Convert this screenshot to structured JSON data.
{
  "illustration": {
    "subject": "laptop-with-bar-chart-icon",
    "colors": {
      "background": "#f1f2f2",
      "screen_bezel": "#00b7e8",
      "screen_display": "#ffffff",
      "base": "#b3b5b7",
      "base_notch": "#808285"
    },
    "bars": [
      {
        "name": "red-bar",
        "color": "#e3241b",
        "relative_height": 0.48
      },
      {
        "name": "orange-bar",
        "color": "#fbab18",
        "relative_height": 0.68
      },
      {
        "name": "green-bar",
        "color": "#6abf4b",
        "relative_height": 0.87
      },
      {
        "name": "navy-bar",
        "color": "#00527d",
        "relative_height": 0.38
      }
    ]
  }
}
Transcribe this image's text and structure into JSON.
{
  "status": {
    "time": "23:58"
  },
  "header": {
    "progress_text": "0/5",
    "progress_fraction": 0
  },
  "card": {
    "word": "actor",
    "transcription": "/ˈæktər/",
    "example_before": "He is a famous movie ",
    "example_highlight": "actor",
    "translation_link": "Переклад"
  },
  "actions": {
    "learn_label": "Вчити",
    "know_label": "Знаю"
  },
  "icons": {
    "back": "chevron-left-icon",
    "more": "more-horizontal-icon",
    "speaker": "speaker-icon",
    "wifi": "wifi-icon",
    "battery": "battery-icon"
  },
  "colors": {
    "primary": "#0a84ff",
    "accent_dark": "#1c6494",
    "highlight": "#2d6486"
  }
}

INSTRUCTION
Write the whole listing out again. Keep every line exactly as it is.

OUTPUT BELOW
Convert this screenshot to structured JSON data.
{
  "illustration": {
    "subject": "laptop-with-bar-chart-icon",
    "colors": {
      "background": "#f1f2f2",
      "screen_bezel": "#00b7e8",
      "screen_display": "#ffffff",
      "base": "#b3b5b7",
      "base_notch": "#808285"
    },
    "bars": [
      {
        "name": "red-bar",
        "color": "#e3241b",
        "relative_height": 0.48
      },
      {
        "name": "orange-bar",
        "color": "#fbab18",
        "relative_height": 0.68
      },
      {
        "name": "green-bar",
        "color": "#6abf4b",
        "relative_height": 0.87
      },
      {
        "name": "navy-bar",
        "color": "#00527d",
        "relative_height": 0.38
      }
    ]
  }
}
Transcribe this image's text and structure into JSON.
{
  "status": {
    "time": "23:58"
  },
  "header": {
    "progress_text": "0/5",
    "progress_fraction": 0
  },
  "card": {
    "word": "actor",
    "transcription": "/ˈæktər/",
    "example_before": "He is a famous movie ",
    "example_highlight": "actor",
    "translation_link": "Переклад"
  },
  "actions": {
    "learn_label": "Вчити",
    "know_label": "Знаю"
  },
  "icons": {
    "back": "chevron-left-icon",
    "more": "more-horizontal-icon",
    "speaker": "speaker-icon",
    "wifi": "wifi-icon",
    "battery": "battery-icon"
  },
  "colors": {
    "primary": "#0a84ff",
    "accent_dark": "#1c6494",
    "highlight": "#2d6486"
  }
}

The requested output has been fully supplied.